All of the records below should be output exactly.

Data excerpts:

....................

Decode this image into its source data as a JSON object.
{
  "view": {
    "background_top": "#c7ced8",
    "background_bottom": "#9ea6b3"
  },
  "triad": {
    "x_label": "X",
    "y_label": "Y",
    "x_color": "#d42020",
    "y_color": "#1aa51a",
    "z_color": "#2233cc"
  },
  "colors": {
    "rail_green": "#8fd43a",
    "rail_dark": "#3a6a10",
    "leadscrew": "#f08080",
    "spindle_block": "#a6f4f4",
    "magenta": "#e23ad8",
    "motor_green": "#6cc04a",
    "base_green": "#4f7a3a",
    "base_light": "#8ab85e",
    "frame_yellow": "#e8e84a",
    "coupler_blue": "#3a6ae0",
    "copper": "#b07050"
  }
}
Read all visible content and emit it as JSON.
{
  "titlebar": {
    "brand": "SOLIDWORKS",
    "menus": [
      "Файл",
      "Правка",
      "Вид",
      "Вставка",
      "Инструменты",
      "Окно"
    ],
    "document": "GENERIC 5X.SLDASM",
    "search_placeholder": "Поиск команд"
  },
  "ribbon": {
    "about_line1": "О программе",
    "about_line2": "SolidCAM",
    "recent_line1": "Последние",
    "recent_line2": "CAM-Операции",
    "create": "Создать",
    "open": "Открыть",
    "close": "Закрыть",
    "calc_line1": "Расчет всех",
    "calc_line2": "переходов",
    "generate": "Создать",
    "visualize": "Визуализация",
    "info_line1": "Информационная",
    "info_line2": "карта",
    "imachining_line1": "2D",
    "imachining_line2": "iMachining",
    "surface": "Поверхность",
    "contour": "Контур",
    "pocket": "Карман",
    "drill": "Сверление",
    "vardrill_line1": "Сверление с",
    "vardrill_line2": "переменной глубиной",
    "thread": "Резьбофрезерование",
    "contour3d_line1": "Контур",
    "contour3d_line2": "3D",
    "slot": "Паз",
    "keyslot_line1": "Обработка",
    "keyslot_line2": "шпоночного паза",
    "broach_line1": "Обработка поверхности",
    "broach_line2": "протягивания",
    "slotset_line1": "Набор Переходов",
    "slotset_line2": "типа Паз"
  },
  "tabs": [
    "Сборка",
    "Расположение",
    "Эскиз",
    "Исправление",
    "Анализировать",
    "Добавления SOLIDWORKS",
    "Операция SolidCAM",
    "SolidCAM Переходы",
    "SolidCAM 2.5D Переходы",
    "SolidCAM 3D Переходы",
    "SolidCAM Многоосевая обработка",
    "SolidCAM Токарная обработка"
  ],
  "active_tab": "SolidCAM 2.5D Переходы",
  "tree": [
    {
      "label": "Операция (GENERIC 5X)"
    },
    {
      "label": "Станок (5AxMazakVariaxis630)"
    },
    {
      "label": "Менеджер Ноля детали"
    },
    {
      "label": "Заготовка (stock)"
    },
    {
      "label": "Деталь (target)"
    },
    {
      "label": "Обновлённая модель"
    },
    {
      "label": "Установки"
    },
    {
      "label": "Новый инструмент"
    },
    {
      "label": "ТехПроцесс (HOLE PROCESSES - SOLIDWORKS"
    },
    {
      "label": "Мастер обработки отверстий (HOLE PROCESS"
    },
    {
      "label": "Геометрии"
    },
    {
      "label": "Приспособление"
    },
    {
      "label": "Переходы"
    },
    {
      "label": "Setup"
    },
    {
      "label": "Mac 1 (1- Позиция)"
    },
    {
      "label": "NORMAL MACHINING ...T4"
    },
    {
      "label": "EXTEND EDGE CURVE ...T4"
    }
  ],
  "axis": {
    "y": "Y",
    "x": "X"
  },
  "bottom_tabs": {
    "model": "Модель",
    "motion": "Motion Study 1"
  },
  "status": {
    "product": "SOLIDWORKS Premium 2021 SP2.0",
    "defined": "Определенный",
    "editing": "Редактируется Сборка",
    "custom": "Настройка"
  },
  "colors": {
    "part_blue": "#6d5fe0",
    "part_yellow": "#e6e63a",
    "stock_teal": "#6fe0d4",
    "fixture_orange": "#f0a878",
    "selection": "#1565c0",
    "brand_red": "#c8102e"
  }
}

....................

### The completed task
Decode this image into its source data as a JSON object.
{
  "view": {
    "background_top": "#c7ced8",
    "background_bottom": "#9ea6b3"
  },
  "triad": {
    "x_label": "X",
    "y_label": "Y",
    "x_color": "#d42020",
    "y_color": "#1aa51a",
    "z_color": "#2233cc"
  },
  "colors": {
    "rail_green": "#8fd43a",
    "rail_dark": "#3a6a10",
    "leadscrew": "#f08080",
    "spindle_block": "#a6f4f4",
    "magenta": "#e23ad8",
    "motor_green": "#6cc04a",
    "base_green": "#4f7a3a",
    "base_light": "#8ab85e",
    "frame_yellow": "#e8e84a",
    "coupler_blue": "#3a6ae0",
    "copper": "#b07050"
  }
}
Read all visible content and emit it as JSON.
{
  "titlebar": {
    "brand": "SOLIDWORKS",
    "menus": [
      "Файл",
      "Правка",
      "Вид",
      "Вставка",
      "Инструменты",
      "Окно"
    ],
    "document": "GENERIC 5X.SLDASM",
    "search_placeholder": "Поиск команд"
  },
  "ribbon": {
    "about_line1": "О программе",
    "about_line2": "SolidCAM",
    "recent_line1": "Последние",
    "recent_line2": "CAM-Операции",
    "create": "Создать",
    "open": "Открыть",
    "close": "Закрыть",
    "calc_line1": "Расчет всех",
    "calc_line2": "переходов",
    "generate": "Создать",
    "visualize": "Визуализация",
    "info_line1": "Информационная",
    "info_line2": "карта",
    "imachining_line1": "2D",
    "imachining_line2": "iMachining",
    "surface": "Поверхность",
    "contour": "Контур",
    "pocket": "Карман",
    "drill": "Сверление",
    "vardrill_line1": "Сверление с",
    "vardrill_line2": "переменной глубиной",
    "thread": "Резьбофрезерование",
    "contour3d_line1": "Контур",
    "contour3d_line2": "3D",
    "slot": "Паз",
    "keyslot_line1": "Обработка",
    "keyslot_line2": "шпоночного паза",
    "broach_line1": "Обработка поверхности",
    "broach_line2": "протягивания",
    "slotset_line1": "Набор Переходов",
    "slotset_line2": "типа Паз"
  },
  "tabs": [
    "Сборка",
    "Расположение",
    "Эскиз",
    "Исправление",
    "Анализировать",
    "Добавления SOLIDWORKS",
    "Операция SolidCAM",
    "SolidCAM Переходы",
    "SolidCAM 2.5D Переходы",
    "SolidCAM 3D Переходы",
    "SolidCAM Многоосевая обработка",
    "SolidCAM Токарная обработка"
  ],
  "active_tab": "SolidCAM 2.5D Переходы",
  "tree": [
    {
      "label": "Операция (GENERIC 5X)"
    },
    {
      "label": "Станок (5AxMazakVariaxis630)"
    },
    {
      "label": "Менеджер Ноля детали"
    },
    {
      "label": "Заготовка (stock)"
    },
    {
      "label": "Деталь (target)"
    },
    {
      "label": "Обновлённая модель"
    },
    {
      "label": "Установки"
    },
    {
      "label": "Новый инструмент"
    },
    {
      "label": "ТехПроцесс (HOLE PROCESSES - SOLIDWORKS"
    },
    {
      "label": "Мастер обработки отверстий (HOLE PROCESS"
    },
    {
      "label": "Геометрии"
    },
    {
      "label": "Приспособление"
    },
    {
      "label": "Переходы"
    },
    {
      "label": "Setup"
    },
    {
      "label": "Mac 1 (1- Позиция)"
    },
    {
      "label": "NORMAL MACHINING ...T4"
    },
    {
      "label": "EXTEND EDGE CURVE ...T4"
    }
  ],
  "axis": {
    "y": "Y",
    "x": "X"
  },
  "bottom_tabs": {
    "model": "Модель",
    "motion": "Motion Study 1"
  },
  "status": {
    "product": "SOLIDWORKS Premium 2021 SP2.0",
    "defined": "Определенный",
    "editing": "Редактируется Сборка",
    "custom": "Настройка"
  },
  "colors": {
    "part_blue": "#6d5fe0",
    "part_yellow": "#e6e63a",
    "stock_teal": "#6fe0d4",
    "fixture_orange": "#f0a878",
    "selection": "#1565c0",
    "brand_red": "#c8102e"
  }
}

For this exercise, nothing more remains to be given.